## [Tasks]
[1] From the passage on modeling agencies, transcribe the part from "There are other" up to and including "but in vain.".
[2] Using the passage on modeling agencies, mark each statement yes or no and quote the words that decide it. (a) European and Japanese firms send representatives to the U.S. twice a year to look for new talent. (b) Blanchard's appeal for the young male model succeeded. (c) The young male model speaks with a British accent.

## [Text to read]
Why does a model switch agencies? “An offer might come at a time when things are a little slow for a model,” Blanchard says. “Another agent will promise to get her more work. He might tell her, ‘You should be on the cover of Vogue.’ ”

The competition among agencies isn’t only for established models. New faces are the essence of the business, and the increase in the number of agencies means that the hunt has become much more intense. “It’s harder and harder to find a good-looking girl because the waters have been fished dry in this country,” Blanchard says. When they tour the country looking for models, U.S. agents compete not only with each other but also with dozens of European and Japanese firms, whose representatives make semiannual trips to this country to search for new talent.

There are other obstacles as well. Blanchard is working at her desk when a handsome young male model comes over to her. “I just want to say goodby,” he says with a British accent. Blanchard leaps to her feet and throws her arms around him.

“I’m so sorry,” she says. “I did the best I could.”

“I know,” he replies.

U.S. immigration authorities have refused his request to work as a model here, and he must leave the country. Blanchard filed an appeal on his behalf, but in vain.

“You know,” he tells Blanchard, “when they told me yesterday that I had to leave, I cried for the first time in years.”

Advertisement

She tells him to apply again for a visa when he returns to Britain, and she will see what she can do from here. He agrees, gives her another hug, and leaves.

## [Extracted entries]
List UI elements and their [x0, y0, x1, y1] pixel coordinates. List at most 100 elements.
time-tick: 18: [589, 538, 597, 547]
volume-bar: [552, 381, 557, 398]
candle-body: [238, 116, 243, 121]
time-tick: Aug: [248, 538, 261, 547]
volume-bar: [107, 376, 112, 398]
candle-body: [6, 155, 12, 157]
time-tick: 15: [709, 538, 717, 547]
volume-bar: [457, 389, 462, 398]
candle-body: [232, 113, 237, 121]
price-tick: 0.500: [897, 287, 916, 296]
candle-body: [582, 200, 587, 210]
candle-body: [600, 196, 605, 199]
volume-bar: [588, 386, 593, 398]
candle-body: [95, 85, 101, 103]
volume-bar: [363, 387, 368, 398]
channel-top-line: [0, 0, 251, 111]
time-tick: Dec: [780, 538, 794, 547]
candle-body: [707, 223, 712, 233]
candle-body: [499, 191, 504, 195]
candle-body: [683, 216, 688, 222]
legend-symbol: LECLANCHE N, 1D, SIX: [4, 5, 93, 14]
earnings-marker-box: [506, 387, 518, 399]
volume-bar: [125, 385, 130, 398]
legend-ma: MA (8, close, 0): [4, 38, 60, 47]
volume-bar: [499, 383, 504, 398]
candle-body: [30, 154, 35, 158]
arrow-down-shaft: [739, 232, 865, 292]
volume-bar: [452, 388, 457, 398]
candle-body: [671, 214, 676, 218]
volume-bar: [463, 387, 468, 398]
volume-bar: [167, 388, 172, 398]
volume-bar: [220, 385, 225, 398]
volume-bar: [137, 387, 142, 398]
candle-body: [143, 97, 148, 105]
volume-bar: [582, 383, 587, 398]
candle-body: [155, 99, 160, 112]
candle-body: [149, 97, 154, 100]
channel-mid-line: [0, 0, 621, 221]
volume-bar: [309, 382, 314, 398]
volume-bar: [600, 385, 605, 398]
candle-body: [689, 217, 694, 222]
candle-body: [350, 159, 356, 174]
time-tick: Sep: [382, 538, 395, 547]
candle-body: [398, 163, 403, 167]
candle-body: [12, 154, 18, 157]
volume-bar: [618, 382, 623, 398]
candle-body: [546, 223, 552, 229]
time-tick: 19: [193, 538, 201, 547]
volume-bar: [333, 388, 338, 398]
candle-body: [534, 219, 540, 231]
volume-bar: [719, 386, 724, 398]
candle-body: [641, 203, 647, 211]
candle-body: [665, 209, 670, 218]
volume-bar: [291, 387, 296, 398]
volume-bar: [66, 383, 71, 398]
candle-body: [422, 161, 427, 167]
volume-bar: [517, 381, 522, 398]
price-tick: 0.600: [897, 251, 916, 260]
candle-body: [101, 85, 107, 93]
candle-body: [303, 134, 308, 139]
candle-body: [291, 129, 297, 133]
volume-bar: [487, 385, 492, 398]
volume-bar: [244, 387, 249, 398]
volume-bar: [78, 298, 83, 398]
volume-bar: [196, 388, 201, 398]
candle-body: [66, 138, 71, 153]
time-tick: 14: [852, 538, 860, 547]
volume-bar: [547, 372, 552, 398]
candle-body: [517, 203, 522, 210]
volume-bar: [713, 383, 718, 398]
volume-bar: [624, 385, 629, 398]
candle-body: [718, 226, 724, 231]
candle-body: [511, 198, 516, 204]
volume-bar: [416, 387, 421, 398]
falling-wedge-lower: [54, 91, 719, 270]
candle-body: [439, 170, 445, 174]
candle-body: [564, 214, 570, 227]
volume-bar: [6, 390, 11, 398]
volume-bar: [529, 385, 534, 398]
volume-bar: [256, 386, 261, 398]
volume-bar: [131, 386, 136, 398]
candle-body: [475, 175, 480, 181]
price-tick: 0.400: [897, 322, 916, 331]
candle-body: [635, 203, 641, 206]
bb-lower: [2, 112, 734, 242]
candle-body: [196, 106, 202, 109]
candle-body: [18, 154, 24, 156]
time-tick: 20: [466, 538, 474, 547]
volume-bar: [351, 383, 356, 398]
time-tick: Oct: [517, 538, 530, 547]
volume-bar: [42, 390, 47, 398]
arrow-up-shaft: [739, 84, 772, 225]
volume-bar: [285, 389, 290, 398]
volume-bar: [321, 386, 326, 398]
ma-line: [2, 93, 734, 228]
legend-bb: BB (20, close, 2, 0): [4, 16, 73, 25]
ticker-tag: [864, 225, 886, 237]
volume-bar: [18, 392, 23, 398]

## [Answers to each task]
[1]
There are other obstacles as well. Blanchard is working at her desk when a handsome young male model comes over to her. “I just want to say goodby,” he says with a British accent. Blanchard leaps to her feet and throws her arms around him.

“I’m so sorry,” she says. “I did the best I could.”

“I know,” he replies.

U.S. immigration authorities have refused his request to work as a model here, and he must leave the country. Blanchard filed an appeal on his behalf, but in vain.

[2]
(a) Yes: "whose representatives make semiannual trips to this country to search for new talent"
(b) No: "Blanchard filed an appeal on his behalf, but in vain."
(c) Yes: "he says with a British accent"